Do Black Lives Matter?
We should understand that the cry “Black Lives Matter” is meant to focus, at this time, on the plights of blacks. That’s fine.
Of course black lives matter. For the public to think otherwise would be a calamity.
But they matter, and matter only, as a subset of “all lives matter.” The continuing hostility to the slogan “Black Lives Matter” stems, at least partly, from the hostility (or perceived hostility) of the BLM folks to the idea that all lives matter.
How can black lives matter if white lives don’t matter? Or yellow lives (curious, isn’t it: we no longer refer to Asians as “yellow”)? Or Hispanics (a manufactured class)? Or Aleuts? Or Bostonians? Or (deep breath) Trump supporters?
We should understand that the cry “Black Lives Matter” is meant to focus, at this time, on the plights of blacks. That’s fine too, as long as we don’t have to focus on black lives forever at the exclusion of everyone else.
We also have to recognize that a slogan can be sloganeered by lots of people who have different agendas. What A means may not be what B means—but it takes only a few malevolent Bs to corrupt the message of the benevolent As. When “Black Lives Matter” transmogrifies into “Get Whitey,” it’s blacks who lose, not whites.
And that has probably already happened to “Black Live Matter.” It’s become the rallying cry for the leftist fascisti. And most politicians are afraid to speak out against them—and why are you not surprised?
Even so, people of good will should still consider the plight of blacks in this country
Every ladder has a bottom rung, and when you look at the economics of a society you will always find someone on that rung. The rest of the people on that ladder should always be concerned about the people below them: we should always be concerned about our fellow man, of course.
So far, so good. Nothing to see here. Keep moving.
Then what’s the problem?
The problem is two-fold. Part of it is the noisy advocates for the black community.
And part of it is the black community itself.
Some of the “Black Lives Matter” advocates are like—or actually are—the rioters and looters we saw on television after George Floyd’s death: not peaceful protestors but opportunists out for free TV sets and expensive basketball shoes (!!)—and their intellectual sidekicks who call for the abolition of the police as an electoral strategy.
In the last year, 707 people were murdered in Chicago; 390 of them were black. Are those lives included in the slogan “Black Lives Matter”? What is the likely effect of decreasing the police presence in the areas where those blacks were murdered? (Use only one blue book.)
As a group, blacks are poorer than whites. The poverty rate of blacks is about 20 percent; that of whites, 10 percent. Remarkably, but largely unremarked, that is true more than half a century after the start of the Democrat Party’s “Great Society” multi-billion dollar programs, which claimed they could change that statistic.
Blacks routinely, again and again (that’s what routinely means), vote for Democrats. But people who really care, who care beyond sloganeering, must ask, “Why?”

* MATERIAL PROVIDED *
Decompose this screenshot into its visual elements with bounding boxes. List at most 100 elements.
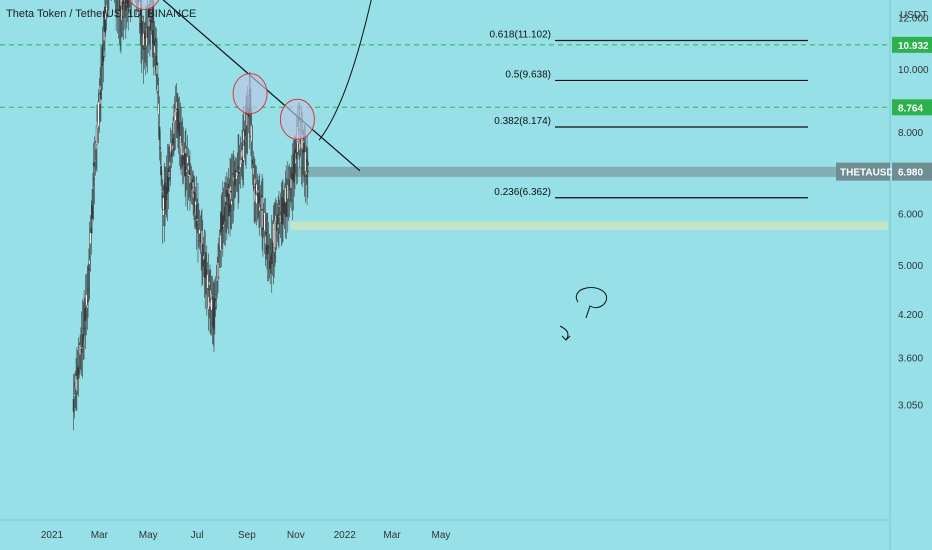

* WRITTEN REQUEST A *
In the opinion piece on "Black Lives Matter," how many people were murdered in Chicago in the last year, and how many of them were black?
* WRITTEN REQUEST B *
From the opinion piece on "Black Lives Matter," copy the passage that starts at "The problem is" and ends at "an electoral strategy.".
* WRITTEN REQUEST C *
Does the opinion piece on "Black Lives Matter" support each statement below? Answer yes or no for each, and quote the words from the piece that settle it.
(i) The poverty rate it gives for whites is about 20 percent.
(ii) It says every ladder has a bottom rung.
(iii) It calls the problem three-fold.

* CORRECT RESULT A *
707 people were murdered, and 390 of them were black.

* CORRECT RESULT B *
The problem is two-fold. Part of it is the noisy advocates for the black community.
And part of it is the black community itself.
Some of the “Black Lives Matter” advocates are like—or actually are—the rioters and looters we saw on television after George Floyd’s death: not peaceful protestors but opportunists out for free TV sets and expensive basketball shoes (!!)—and their intellectual sidekicks who call for the abolition of the police as an electoral strategy.

* CORRECT RESULT C *
(i) No: "The poverty rate of blacks is about 20 percent; that of whites, 10 percent."
(ii) Yes: "Every ladder has a bottom rung"
(iii) No: "The problem is two-fold."